__WHAT THE TASK REQUIRES__
Find the lines below that contain the string "rate". Copy each one.

-- Begin RECORDS SHOWN --

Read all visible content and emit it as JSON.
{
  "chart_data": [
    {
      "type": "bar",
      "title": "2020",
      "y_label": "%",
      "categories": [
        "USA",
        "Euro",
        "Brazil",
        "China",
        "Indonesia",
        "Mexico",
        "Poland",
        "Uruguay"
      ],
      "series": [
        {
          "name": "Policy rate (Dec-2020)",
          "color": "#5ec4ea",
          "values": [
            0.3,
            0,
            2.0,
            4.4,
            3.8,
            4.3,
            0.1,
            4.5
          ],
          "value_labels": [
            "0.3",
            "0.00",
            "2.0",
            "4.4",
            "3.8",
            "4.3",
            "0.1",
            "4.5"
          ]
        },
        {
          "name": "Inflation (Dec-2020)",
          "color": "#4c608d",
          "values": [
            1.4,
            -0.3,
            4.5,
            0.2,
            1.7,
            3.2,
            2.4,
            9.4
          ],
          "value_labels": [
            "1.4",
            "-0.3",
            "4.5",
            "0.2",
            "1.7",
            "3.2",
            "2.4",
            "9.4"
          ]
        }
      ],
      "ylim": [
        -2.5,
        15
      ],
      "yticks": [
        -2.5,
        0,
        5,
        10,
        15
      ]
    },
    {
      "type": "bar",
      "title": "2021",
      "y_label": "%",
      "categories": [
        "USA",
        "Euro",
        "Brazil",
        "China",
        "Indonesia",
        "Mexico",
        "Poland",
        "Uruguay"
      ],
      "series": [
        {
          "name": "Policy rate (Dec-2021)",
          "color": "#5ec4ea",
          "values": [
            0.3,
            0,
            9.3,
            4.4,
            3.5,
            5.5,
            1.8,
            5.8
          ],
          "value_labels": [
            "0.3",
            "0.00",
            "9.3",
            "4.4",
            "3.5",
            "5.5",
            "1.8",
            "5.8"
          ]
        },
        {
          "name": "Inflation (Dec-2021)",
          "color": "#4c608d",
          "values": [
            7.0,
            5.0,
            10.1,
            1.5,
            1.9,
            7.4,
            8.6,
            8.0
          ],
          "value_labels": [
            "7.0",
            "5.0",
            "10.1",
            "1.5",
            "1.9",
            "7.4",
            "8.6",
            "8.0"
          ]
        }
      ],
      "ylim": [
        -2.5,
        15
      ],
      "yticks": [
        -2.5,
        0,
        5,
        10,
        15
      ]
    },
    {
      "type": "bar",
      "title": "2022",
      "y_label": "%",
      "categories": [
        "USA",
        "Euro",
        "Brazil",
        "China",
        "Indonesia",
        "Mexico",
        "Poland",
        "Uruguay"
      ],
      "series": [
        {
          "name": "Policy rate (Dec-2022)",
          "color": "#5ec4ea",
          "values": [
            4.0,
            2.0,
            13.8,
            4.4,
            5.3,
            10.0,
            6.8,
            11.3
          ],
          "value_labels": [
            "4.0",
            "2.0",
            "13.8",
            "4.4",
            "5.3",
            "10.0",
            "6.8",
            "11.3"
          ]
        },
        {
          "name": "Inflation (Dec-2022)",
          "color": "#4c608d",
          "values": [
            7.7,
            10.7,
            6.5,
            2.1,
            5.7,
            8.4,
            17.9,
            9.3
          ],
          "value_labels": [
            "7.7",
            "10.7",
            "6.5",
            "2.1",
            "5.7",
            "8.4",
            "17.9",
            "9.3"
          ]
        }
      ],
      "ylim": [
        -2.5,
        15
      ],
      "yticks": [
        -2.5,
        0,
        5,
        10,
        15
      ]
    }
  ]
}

-- End RECORDS SHOWN --

__THE RESPONSE__
          "name": "Policy rate (Dec-2020)",
          "name": "Policy rate (Dec-2021)",
          "name": "Policy rate (Dec-2022)",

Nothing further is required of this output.